__Given instruction__: Quote the full listing word for word.
────────────────────────────────────────
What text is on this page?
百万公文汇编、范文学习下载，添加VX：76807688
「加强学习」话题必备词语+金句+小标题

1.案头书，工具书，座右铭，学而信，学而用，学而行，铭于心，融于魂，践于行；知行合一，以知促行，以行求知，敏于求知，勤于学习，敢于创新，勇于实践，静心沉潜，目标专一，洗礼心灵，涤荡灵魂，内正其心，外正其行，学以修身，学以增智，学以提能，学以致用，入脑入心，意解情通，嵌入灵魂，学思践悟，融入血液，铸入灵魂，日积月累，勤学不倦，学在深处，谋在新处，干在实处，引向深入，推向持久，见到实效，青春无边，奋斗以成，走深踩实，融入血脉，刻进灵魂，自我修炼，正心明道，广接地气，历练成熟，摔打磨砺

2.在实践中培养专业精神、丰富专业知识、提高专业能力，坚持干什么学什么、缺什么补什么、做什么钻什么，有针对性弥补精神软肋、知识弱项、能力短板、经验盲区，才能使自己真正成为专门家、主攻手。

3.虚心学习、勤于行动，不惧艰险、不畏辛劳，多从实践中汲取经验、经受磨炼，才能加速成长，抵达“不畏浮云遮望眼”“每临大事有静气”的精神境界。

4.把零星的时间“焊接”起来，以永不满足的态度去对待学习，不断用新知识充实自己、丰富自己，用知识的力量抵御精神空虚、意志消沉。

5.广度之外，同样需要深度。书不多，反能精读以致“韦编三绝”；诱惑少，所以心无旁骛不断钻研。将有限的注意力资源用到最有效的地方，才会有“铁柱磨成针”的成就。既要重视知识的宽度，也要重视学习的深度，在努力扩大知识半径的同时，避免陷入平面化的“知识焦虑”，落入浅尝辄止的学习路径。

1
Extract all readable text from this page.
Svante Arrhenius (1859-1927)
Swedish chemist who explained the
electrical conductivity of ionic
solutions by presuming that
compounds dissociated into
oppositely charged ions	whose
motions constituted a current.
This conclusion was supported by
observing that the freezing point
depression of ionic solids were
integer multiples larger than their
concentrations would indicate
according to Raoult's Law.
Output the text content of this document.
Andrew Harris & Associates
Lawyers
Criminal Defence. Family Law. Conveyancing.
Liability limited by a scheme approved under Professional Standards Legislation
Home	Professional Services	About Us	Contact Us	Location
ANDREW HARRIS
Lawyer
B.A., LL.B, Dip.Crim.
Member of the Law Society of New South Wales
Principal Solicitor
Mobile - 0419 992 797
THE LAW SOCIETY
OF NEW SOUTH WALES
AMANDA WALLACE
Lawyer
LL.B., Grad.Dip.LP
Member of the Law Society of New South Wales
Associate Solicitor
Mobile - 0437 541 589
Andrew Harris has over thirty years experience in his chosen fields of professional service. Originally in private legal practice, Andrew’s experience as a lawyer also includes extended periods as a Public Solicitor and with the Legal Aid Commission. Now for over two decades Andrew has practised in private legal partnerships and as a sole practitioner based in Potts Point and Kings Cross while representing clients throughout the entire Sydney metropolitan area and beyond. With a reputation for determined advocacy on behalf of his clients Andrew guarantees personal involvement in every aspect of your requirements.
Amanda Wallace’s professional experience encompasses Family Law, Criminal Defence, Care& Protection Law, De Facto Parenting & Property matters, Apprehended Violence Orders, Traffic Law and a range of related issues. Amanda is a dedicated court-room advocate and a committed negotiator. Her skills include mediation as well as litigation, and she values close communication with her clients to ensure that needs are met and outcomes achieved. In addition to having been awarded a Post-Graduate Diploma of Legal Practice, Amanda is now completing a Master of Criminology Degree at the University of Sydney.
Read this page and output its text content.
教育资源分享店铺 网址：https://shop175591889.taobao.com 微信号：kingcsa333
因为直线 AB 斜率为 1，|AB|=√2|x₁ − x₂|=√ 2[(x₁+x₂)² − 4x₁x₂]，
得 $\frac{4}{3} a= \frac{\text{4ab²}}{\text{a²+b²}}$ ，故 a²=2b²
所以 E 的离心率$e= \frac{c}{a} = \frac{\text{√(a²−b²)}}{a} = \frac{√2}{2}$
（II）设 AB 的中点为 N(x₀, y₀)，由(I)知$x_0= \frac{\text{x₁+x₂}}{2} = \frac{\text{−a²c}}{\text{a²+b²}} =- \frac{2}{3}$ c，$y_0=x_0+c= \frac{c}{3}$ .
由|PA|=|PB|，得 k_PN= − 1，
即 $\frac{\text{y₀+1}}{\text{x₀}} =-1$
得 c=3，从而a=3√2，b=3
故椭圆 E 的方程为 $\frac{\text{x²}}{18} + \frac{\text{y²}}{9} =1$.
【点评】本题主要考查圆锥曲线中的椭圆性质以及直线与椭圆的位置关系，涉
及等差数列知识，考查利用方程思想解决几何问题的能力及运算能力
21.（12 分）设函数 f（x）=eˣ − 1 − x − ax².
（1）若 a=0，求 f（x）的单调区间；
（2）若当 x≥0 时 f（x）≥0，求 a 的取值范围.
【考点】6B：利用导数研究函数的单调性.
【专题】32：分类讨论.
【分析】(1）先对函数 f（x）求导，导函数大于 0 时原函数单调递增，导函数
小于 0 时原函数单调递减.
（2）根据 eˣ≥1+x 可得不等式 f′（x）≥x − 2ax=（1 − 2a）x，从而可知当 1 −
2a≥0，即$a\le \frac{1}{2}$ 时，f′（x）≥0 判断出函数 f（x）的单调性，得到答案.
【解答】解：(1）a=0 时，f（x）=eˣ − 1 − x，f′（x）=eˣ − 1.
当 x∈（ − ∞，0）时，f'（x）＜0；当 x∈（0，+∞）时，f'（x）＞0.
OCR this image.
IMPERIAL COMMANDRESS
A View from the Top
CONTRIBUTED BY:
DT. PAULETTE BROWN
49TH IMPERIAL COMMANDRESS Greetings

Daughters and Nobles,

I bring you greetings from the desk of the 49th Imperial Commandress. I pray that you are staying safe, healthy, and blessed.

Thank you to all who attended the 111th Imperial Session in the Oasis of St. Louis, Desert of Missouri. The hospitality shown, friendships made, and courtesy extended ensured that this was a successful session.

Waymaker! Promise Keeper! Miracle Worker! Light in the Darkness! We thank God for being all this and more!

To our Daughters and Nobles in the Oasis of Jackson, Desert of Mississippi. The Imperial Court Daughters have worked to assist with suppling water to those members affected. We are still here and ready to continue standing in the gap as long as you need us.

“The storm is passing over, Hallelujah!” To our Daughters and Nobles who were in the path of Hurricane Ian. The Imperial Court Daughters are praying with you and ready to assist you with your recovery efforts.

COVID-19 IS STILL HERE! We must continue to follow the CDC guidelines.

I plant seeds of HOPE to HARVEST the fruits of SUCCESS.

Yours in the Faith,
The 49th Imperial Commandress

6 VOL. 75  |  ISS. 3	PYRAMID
────────────────────────────────────────
__Reply__:
What text is on this page?
百万公文汇编、范文学习下载，添加VX：76807688
「加强学习」话题必备词语+金句+小标题

1.案头书，工具书，座右铭，学而信，学而用，学而行，铭于心，融于魂，践于行；知行合一，以知促行，以行求知，敏于求知，勤于学习，敢于创新，勇于实践，静心沉潜，目标专一，洗礼心灵，涤荡灵魂，内正其心，外正其行，学以修身，学以增智，学以提能，学以致用，入脑入心，意解情通，嵌入灵魂，学思践悟，融入血液，铸入灵魂，日积月累，勤学不倦，学在深处，谋在新处，干在实处，引向深入，推向持久，见到实效，青春无边，奋斗以成，走深踩实，融入血脉，刻进灵魂，自我修炼，正心明道，广接地气，历练成熟，摔打磨砺

2.在实践中培养专业精神、丰富专业知识、提高专业能力，坚持干什么学什么、缺什么补什么、做什么钻什么，有针对性弥补精神软肋、知识弱项、能力短板、经验盲区，才能使自己真正成为专门家、主攻手。

3.虚心学习、勤于行动，不惧艰险、不畏辛劳，多从实践中汲取经验、经受磨炼，才能加速成长，抵达“不畏浮云遮望眼”“每临大事有静气”的精神境界。

4.把零星的时间“焊接”起来，以永不满足的态度去对待学习，不断用新知识充实自己、丰富自己，用知识的力量抵御精神空虚、意志消沉。

5.广度之外，同样需要深度。书不多，反能精读以致“韦编三绝”；诱惑少，所以心无旁骛不断钻研。将有限的注意力资源用到最有效的地方，才会有“铁柱磨成针”的成就。既要重视知识的宽度，也要重视学习的深度，在努力扩大知识半径的同时，避免陷入平面化的“知识焦虑”，落入浅尝辄止的学习路径。

1
Extract all readable text from this page.
Svante Arrhenius (1859-1927)
Swedish chemist who explained the
electrical conductivity of ionic
solutions by presuming that
compounds dissociated into
oppositely charged ions	whose
motions constituted a current.
This conclusion was supported by
observing that the freezing point
depression of ionic solids were
integer multiples larger than their
concentrations would indicate
according to Raoult's Law.
Output the text content of this document.
Andrew Harris & Associates
Lawyers
Criminal Defence. Family Law. Conveyancing.
Liability limited by a scheme approved under Professional Standards Legislation
Home	Professional Services	About Us	Contact Us	Location
ANDREW HARRIS
Lawyer
B.A., LL.B, Dip.Crim.
Member of the Law Society of New South Wales
Principal Solicitor
Mobile - 0419 992 797
THE LAW SOCIETY
OF NEW SOUTH WALES
AMANDA WALLACE
Lawyer
LL.B., Grad.Dip.LP
Member of the Law Society of New South Wales
Associate Solicitor
Mobile - 0437 541 589
Andrew Harris has over thirty years experience in his chosen fields of professional service. Originally in private legal practice, Andrew’s experience as a lawyer also includes extended periods as a Public Solicitor and with the Legal Aid Commission. Now for over two decades Andrew has practised in private legal partnerships and as a sole practitioner based in Potts Point and Kings Cross while representing clients throughout the entire Sydney metropolitan area and beyond. With a reputation for determined advocacy on behalf of his clients Andrew guarantees personal involvement in every aspect of your requirements.
Amanda Wallace’s professional experience encompasses Family Law, Criminal Defence, Care& Protection Law, De Facto Parenting & Property matters, Apprehended Violence Orders, Traffic Law and a range of related issues. Amanda is a dedicated court-room advocate and a committed negotiator. Her skills include mediation as well as litigation, and she values close communication with her clients to ensure that needs are met and outcomes achieved. In addition to having been awarded a Post-Graduate Diploma of Legal Practice, Amanda is now completing a Master of Criminology Degree at the University of Sydney.
Read this page and output its text content.
教育资源分享店铺 网址：https://shop175591889.taobao.com 微信号：kingcsa333
因为直线 AB 斜率为 1，|AB|=√2|x₁ − x₂|=√ 2[(x₁+x₂)² − 4x₁x₂]，
得 $\frac{4}{3} a= \frac{\text{4ab²}}{\text{a²+b²}}$ ，故 a²=2b²
所以 E 的离心率$e= \frac{c}{a} = \frac{\text{√(a²−b²)}}{a} = \frac{√2}{2}$
（II）设 AB 的中点为 N(x₀, y₀)，由(I)知$x_0= \frac{\text{x₁+x₂}}{2} = \frac{\text{−a²c}}{\text{a²+b²}} =- \frac{2}{3}$ c，$y_0=x_0+c= \frac{c}{3}$ .
由|PA|=|PB|，得 k_PN= − 1，
即 $\frac{\text{y₀+1}}{\text{x₀}} =-1$
得 c=3，从而a=3√2，b=3
故椭圆 E 的方程为 $\frac{\text{x²}}{18} + \frac{\text{y²}}{9} =1$.
【点评】本题主要考查圆锥曲线中的椭圆性质以及直线与椭圆的位置关系，涉
及等差数列知识，考查利用方程思想解决几何问题的能力及运算能力
21.（12 分）设函数 f（x）=eˣ − 1 − x − ax².
（1）若 a=0，求 f（x）的单调区间；
（2）若当 x≥0 时 f（x）≥0，求 a 的取值范围.
【考点】6B：利用导数研究函数的单调性.
【专题】32：分类讨论.
【分析】(1）先对函数 f（x）求导，导函数大于 0 时原函数单调递增，导函数
小于 0 时原函数单调递减.
（2）根据 eˣ≥1+x 可得不等式 f′（x）≥x − 2ax=（1 − 2a）x，从而可知当 1 −
2a≥0，即$a\le \frac{1}{2}$ 时，f′（x）≥0 判断出函数 f（x）的单调性，得到答案.
【解答】解：(1）a=0 时，f（x）=eˣ − 1 − x，f′（x）=eˣ − 1.
当 x∈（ − ∞，0）时，f'（x）＜0；当 x∈（0，+∞）时，f'（x）＞0.
OCR this image.
IMPERIAL COMMANDRESS
A View from the Top
CONTRIBUTED BY:
DT. PAULETTE BROWN
49TH IMPERIAL COMMANDRESS Greetings

Daughters and Nobles,

I bring you greetings from the desk of the 49th Imperial Commandress. I pray that you are staying safe, healthy, and blessed.

Thank you to all who attended the 111th Imperial Session in the Oasis of St. Louis, Desert of Missouri. The hospitality shown, friendships made, and courtesy extended ensured that this was a successful session.

Waymaker! Promise Keeper! Miracle Worker! Light in the Darkness! We thank God for being all this and more!

To our Daughters and Nobles in the Oasis of Jackson, Desert of Mississippi. The Imperial Court Daughters have worked to assist with suppling water to those members affected. We are still here and ready to continue standing in the gap as long as you need us.

“The storm is passing over, Hallelujah!” To our Daughters and Nobles who were in the path of Hurricane Ian. The Imperial Court Daughters are praying with you and ready to assist you with your recovery efforts.

COVID-19 IS STILL HERE! We must continue to follow the CDC guidelines.

I plant seeds of HOPE to HARVEST the fruits of SUCCESS.

Yours in the Faith,
The 49th Imperial Commandress

6 VOL. 75  |  ISS. 3	PYRAMID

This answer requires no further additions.